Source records
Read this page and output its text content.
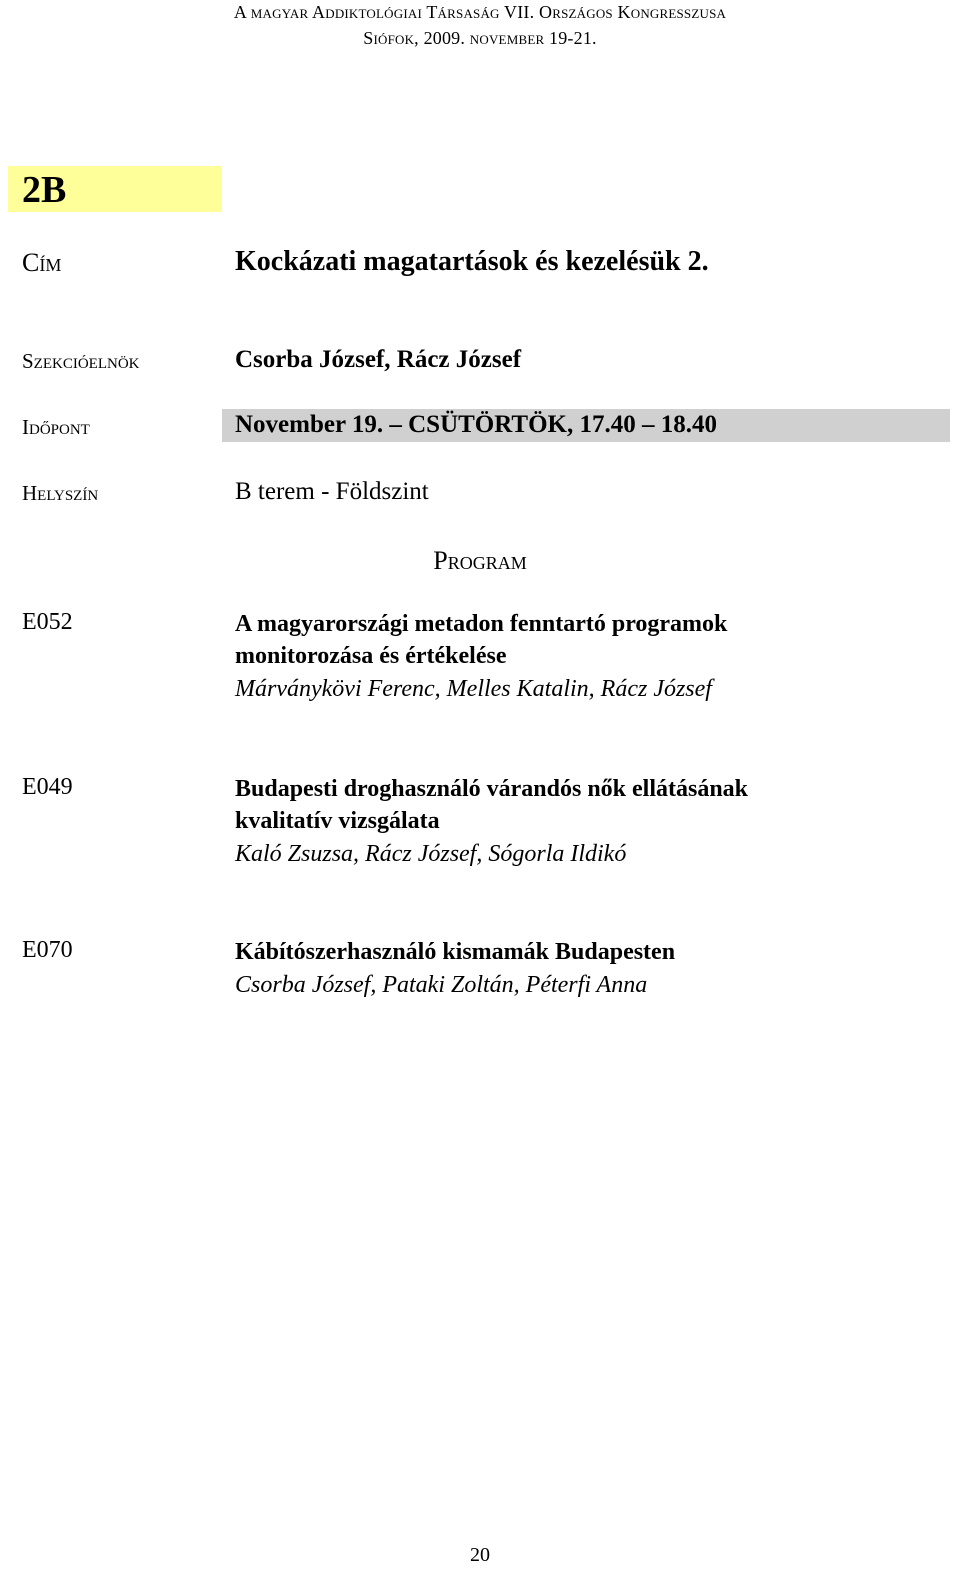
A magyar Addiktológiai Társaság VII. Országos Kongresszusa
Siófok, 2009. november 19-21.
2B
Cím	Kockázati magatartások és kezelésük 2.
Szekcióelnök	Csorba József, Rácz József
Időpont	November 19. – CSÜTÖRTÖK, 17.40 – 18.40
Helyszín	B terem - Földszint
Program
E052	A magyarországi metadon fenntartó programok
monitorozása és értékelése
Márványkövi Ferenc, Melles Katalin, Rácz József
E049	Budapesti droghasználó várandós nők ellátásának
kvalitatív vizsgálata
Kaló Zsuzsa, Rácz József, Sógorla Ildikó
E070	Kábítószerhasználó kismamák Budapesten
Csorba József, Pataki Zoltán, Péterfi Anna
20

■ Given instruction ■
Strip the images and reproduce the remaining records precisely.

■ Solved problem ■
Read this page and output its text content.
A magyar Addiktológiai Társaság VII. Országos Kongresszusa
Siófok, 2009. november 19-21.
2B
Cím	Kockázati magatartások és kezelésük 2.
Szekcióelnök	Csorba József, Rácz József
Időpont	November 19. – CSÜTÖRTÖK, 17.40 – 18.40
Helyszín	B terem - Földszint
Program
E052	A magyarországi metadon fenntartó programok
monitorozása és értékelése
Márványkövi Ferenc, Melles Katalin, Rácz József
E049	Budapesti droghasználó várandós nők ellátásának
kvalitatív vizsgálata
Kaló Zsuzsa, Rácz József, Sógorla Ildikó
E070	Kábítószerhasználó kismamák Budapesten
Csorba József, Pataki Zoltán, Péterfi Anna
20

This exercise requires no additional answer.